EXERCISE PROMPT » Will you give every entry again exactly as it stands?

RAW DATA »
%%
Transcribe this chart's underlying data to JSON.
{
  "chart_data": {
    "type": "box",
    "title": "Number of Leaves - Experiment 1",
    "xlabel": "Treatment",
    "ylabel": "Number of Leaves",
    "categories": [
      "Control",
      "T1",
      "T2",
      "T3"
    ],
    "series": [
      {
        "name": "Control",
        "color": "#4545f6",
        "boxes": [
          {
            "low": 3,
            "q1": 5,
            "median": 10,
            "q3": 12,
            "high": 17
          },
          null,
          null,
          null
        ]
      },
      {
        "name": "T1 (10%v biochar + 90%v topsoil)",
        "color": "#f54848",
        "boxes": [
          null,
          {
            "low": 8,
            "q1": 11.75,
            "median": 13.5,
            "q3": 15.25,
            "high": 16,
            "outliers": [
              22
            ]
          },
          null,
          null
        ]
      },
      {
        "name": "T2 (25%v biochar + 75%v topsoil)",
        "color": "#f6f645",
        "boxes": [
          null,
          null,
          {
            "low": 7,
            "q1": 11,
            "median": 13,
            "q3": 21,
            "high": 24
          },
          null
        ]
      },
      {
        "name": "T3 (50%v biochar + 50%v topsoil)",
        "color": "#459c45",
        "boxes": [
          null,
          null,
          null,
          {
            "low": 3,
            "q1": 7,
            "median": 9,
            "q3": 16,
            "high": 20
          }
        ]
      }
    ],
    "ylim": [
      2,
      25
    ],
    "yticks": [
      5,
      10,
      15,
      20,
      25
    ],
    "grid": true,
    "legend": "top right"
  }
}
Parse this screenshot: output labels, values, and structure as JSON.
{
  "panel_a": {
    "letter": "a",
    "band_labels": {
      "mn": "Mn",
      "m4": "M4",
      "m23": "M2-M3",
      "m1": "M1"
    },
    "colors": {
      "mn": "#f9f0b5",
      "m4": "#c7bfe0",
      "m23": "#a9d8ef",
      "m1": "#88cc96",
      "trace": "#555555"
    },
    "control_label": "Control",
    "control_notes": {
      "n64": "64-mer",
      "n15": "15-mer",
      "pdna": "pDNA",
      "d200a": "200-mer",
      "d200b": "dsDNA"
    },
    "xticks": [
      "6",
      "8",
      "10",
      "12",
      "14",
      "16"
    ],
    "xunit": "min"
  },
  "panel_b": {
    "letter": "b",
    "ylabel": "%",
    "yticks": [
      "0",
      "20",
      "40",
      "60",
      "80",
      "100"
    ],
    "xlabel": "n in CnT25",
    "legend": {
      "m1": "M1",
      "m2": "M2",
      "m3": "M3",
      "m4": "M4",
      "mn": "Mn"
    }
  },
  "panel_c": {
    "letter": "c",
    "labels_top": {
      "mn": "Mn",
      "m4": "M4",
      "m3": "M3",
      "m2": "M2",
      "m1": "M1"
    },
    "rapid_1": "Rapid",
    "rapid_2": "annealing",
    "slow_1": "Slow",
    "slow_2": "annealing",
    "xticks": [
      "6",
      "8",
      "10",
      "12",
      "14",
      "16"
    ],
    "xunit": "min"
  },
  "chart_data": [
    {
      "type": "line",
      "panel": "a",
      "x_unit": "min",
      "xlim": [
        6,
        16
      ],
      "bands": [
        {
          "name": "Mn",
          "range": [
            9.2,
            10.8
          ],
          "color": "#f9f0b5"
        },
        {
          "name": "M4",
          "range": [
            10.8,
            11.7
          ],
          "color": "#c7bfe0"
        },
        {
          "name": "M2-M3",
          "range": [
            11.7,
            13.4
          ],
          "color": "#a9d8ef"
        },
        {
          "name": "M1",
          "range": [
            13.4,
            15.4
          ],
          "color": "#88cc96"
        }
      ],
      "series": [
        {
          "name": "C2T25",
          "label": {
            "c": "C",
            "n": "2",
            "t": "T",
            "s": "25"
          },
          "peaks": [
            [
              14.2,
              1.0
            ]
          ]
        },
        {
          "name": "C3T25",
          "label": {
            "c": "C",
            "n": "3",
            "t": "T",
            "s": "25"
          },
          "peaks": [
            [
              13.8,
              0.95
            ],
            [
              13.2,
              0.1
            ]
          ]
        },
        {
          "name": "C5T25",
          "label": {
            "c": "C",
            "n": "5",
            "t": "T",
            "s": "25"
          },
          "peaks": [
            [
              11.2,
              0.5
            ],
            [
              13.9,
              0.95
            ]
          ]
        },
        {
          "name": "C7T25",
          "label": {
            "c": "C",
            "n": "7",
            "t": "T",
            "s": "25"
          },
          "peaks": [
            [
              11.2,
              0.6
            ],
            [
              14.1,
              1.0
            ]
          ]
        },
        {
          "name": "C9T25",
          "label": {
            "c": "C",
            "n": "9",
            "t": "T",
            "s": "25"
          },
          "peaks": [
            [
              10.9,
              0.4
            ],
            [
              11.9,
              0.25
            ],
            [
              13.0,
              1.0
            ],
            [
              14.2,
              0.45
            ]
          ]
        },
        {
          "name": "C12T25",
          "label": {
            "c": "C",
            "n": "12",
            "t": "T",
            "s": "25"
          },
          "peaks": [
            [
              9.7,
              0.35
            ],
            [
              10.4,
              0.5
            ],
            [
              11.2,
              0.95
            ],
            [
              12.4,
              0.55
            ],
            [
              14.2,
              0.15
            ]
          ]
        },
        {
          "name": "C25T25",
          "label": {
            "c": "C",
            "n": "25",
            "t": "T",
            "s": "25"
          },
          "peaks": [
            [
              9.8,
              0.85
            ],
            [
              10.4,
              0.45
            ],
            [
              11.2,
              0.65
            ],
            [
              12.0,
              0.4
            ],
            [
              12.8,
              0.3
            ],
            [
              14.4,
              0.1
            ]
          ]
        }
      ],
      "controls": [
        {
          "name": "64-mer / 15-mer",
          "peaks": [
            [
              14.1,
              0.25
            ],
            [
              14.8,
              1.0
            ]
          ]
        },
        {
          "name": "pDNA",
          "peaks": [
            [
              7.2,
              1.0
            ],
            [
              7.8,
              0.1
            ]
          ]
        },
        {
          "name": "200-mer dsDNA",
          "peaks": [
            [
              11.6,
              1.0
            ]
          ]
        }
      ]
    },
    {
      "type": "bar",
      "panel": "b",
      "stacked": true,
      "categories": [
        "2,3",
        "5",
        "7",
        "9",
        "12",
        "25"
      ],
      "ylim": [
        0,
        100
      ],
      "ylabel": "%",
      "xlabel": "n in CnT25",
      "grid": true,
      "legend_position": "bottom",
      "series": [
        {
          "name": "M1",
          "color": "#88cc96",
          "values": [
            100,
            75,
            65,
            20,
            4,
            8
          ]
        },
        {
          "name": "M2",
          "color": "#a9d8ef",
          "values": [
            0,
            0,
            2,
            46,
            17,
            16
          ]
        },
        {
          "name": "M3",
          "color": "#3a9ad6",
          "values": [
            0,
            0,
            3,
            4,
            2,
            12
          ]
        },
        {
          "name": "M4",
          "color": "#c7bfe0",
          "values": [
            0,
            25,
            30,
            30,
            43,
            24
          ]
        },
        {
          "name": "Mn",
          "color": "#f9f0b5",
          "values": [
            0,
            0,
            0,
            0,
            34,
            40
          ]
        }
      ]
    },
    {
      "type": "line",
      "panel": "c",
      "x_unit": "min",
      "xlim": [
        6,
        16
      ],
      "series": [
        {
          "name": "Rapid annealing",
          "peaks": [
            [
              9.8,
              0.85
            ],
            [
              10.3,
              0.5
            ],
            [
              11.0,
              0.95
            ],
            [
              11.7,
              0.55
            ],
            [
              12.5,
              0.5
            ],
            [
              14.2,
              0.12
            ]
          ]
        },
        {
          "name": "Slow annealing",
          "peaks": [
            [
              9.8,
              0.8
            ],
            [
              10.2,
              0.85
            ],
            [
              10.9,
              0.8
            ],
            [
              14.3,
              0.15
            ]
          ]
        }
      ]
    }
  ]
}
%%
COMPLETED EXERCISE »
Transcribe this chart's underlying data to JSON.
{
  "chart_data": {
    "type": "box",
    "title": "Number of Leaves - Experiment 1",
    "xlabel": "Treatment",
    "ylabel": "Number of Leaves",
    "categories": [
      "Control",
      "T1",
      "T2",
      "T3"
    ],
    "series": [
      {
        "name": "Control",
        "color": "#4545f6",
        "boxes": [
          {
            "low": 3,
            "q1": 5,
            "median": 10,
            "q3": 12,
            "high": 17
          },
          null,
          null,
          null
        ]
      },
      {
        "name": "T1 (10%v biochar + 90%v topsoil)",
        "color": "#f54848",
        "boxes": [
          null,
          {
            "low": 8,
            "q1": 11.75,
            "median": 13.5,
            "q3": 15.25,
            "high": 16,
            "outliers": [
              22
            ]
          },
          null,
          null
        ]
      },
      {
        "name": "T2 (25%v biochar + 75%v topsoil)",
        "color": "#f6f645",
        "boxes": [
          null,
          null,
          {
            "low": 7,
            "q1": 11,
            "median": 13,
            "q3": 21,
            "high": 24
          },
          null
        ]
      },
      {
        "name": "T3 (50%v biochar + 50%v topsoil)",
        "color": "#459c45",
        "boxes": [
          null,
          null,
          null,
          {
            "low": 3,
            "q1": 7,
            "median": 9,
            "q3": 16,
            "high": 20
          }
        ]
      }
    ],
    "ylim": [
      2,
      25
    ],
    "yticks": [
      5,
      10,
      15,
      20,
      25
    ],
    "grid": true,
    "legend": "top right"
  }
}
Parse this screenshot: output labels, values, and structure as JSON.
{
  "panel_a": {
    "letter": "a",
    "band_labels": {
      "mn": "Mn",
      "m4": "M4",
      "m23": "M2-M3",
      "m1": "M1"
    },
    "colors": {
      "mn": "#f9f0b5",
      "m4": "#c7bfe0",
      "m23": "#a9d8ef",
      "m1": "#88cc96",
      "trace": "#555555"
    },
    "control_label": "Control",
    "control_notes": {
      "n64": "64-mer",
      "n15": "15-mer",
      "pdna": "pDNA",
      "d200a": "200-mer",
      "d200b": "dsDNA"
    },
    "xticks": [
      "6",
      "8",
      "10",
      "12",
      "14",
      "16"
    ],
    "xunit": "min"
  },
  "panel_b": {
    "letter": "b",
    "ylabel": "%",
    "yticks": [
      "0",
      "20",
      "40",
      "60",
      "80",
      "100"
    ],
    "xlabel": "n in CnT25",
    "legend": {
      "m1": "M1",
      "m2": "M2",
      "m3": "M3",
      "m4": "M4",
      "mn": "Mn"
    }
  },
  "panel_c": {
    "letter": "c",
    "labels_top": {
      "mn": "Mn",
      "m4": "M4",
      "m3": "M3",
      "m2": "M2",
      "m1": "M1"
    },
    "rapid_1": "Rapid",
    "rapid_2": "annealing",
    "slow_1": "Slow",
    "slow_2": "annealing",
    "xticks": [
      "6",
      "8",
      "10",
      "12",
      "14",
      "16"
    ],
    "xunit": "min"
  },
  "chart_data": [
    {
      "type": "line",
      "panel": "a",
      "x_unit": "min",
      "xlim": [
        6,
        16
      ],
      "bands": [
        {
          "name": "Mn",
          "range": [
            9.2,
            10.8
          ],
          "color": "#f9f0b5"
        },
        {
          "name": "M4",
          "range": [
            10.8,
            11.7
          ],
          "color": "#c7bfe0"
        },
        {
          "name": "M2-M3",
          "range": [
            11.7,
            13.4
          ],
          "color": "#a9d8ef"
        },
        {
          "name": "M1",
          "range": [
            13.4,
            15.4
          ],
          "color": "#88cc96"
        }
      ],
      "series": [
        {
          "name": "C2T25",
          "label": {
            "c": "C",
            "n": "2",
            "t": "T",
            "s": "25"
          },
          "peaks": [
            [
              14.2,
              1.0
            ]
          ]
        },
        {
          "name": "C3T25",
          "label": {
            "c": "C",
            "n": "3",
            "t": "T",
            "s": "25"
          },
          "peaks": [
            [
              13.8,
              0.95
            ],
            [
              13.2,
              0.1
            ]
          ]
        },
        {
          "name": "C5T25",
          "label": {
            "c": "C",
            "n": "5",
            "t": "T",
            "s": "25"
          },
          "peaks": [
            [
              11.2,
              0.5
            ],
            [
              13.9,
              0.95
            ]
          ]
        },
        {
          "name": "C7T25",
          "label": {
            "c": "C",
            "n": "7",
            "t": "T",
            "s": "25"
          },
          "peaks": [
            [
              11.2,
              0.6
            ],
            [
              14.1,
              1.0
            ]
          ]
        },
        {
          "name": "C9T25",
          "label": {
            "c": "C",
            "n": "9",
            "t": "T",
            "s": "25"
          },
          "peaks": [
            [
              10.9,
              0.4
            ],
            [
              11.9,
              0.25
            ],
            [
              13.0,
              1.0
            ],
            [
              14.2,
              0.45
            ]
          ]
        },
        {
          "name": "C12T25",
          "label": {
            "c": "C",
            "n": "12",
            "t": "T",
            "s": "25"
          },
          "peaks": [
            [
              9.7,
              0.35
            ],
            [
              10.4,
              0.5
            ],
            [
              11.2,
              0.95
            ],
            [
              12.4,
              0.55
            ],
            [
              14.2,
              0.15
            ]
          ]
        },
        {
          "name": "C25T25",
          "label": {
            "c": "C",
            "n": "25",
            "t": "T",
            "s": "25"
          },
          "peaks": [
            [
              9.8,
              0.85
            ],
            [
              10.4,
              0.45
            ],
            [
              11.2,
              0.65
            ],
            [
              12.0,
              0.4
            ],
            [
              12.8,
              0.3
            ],
            [
              14.4,
              0.1
            ]
          ]
        }
      ],
      "controls": [
        {
          "name": "64-mer / 15-mer",
          "peaks": [
            [
              14.1,
              0.25
            ],
            [
              14.8,
              1.0
            ]
          ]
        },
        {
          "name": "pDNA",
          "peaks": [
            [
              7.2,
              1.0
            ],
            [
              7.8,
              0.1
            ]
          ]
        },
        {
          "name": "200-mer dsDNA",
          "peaks": [
            [
              11.6,
              1.0
            ]
          ]
        }
      ]
    },
    {
      "type": "bar",
      "panel": "b",
      "stacked": true,
      "categories": [
        "2,3",
        "5",
        "7",
        "9",
        "12",
        "25"
      ],
      "ylim": [
        0,
        100
      ],
      "ylabel": "%",
      "xlabel": "n in CnT25",
      "grid": true,
      "legend_position": "bottom",
      "series": [
        {
          "name": "M1",
          "color": "#88cc96",
          "values": [
            100,
            75,
            65,
            20,
            4,
            8
          ]
        },
        {
          "name": "M2",
          "color": "#a9d8ef",
          "values": [
            0,
            0,
            2,
            46,
            17,
            16
          ]
        },
        {
          "name": "M3",
          "color": "#3a9ad6",
          "values": [
            0,
            0,
            3,
            4,
            2,
            12
          ]
        },
        {
          "name": "M4",
          "color": "#c7bfe0",
          "values": [
            0,
            25,
            30,
            30,
            43,
            24
          ]
        },
        {
          "name": "Mn",
          "color": "#f9f0b5",
          "values": [
            0,
            0,
            0,
            0,
            34,
            40
          ]
        }
      ]
    },
    {
      "type": "line",
      "panel": "c",
      "x_unit": "min",
      "xlim": [
        6,
        16
      ],
      "series": [
        {
          "name": "Rapid annealing",
          "peaks": [
            [
              9.8,
              0.85
            ],
            [
              10.3,
              0.5
            ],
            [
              11.0,
              0.95
            ],
            [
              11.7,
              0.55
            ],
            [
              12.5,
              0.5
            ],
            [
              14.2,
              0.12
            ]
          ]
        },
        {
          "name": "Slow annealing",
          "peaks": [
            [
              9.8,
              0.8
            ],
            [
              10.2,
              0.85
            ],
            [
              10.9,
              0.8
            ],
            [
              14.3,
              0.15
            ]
          ]
        }
      ]
    }
  ]
}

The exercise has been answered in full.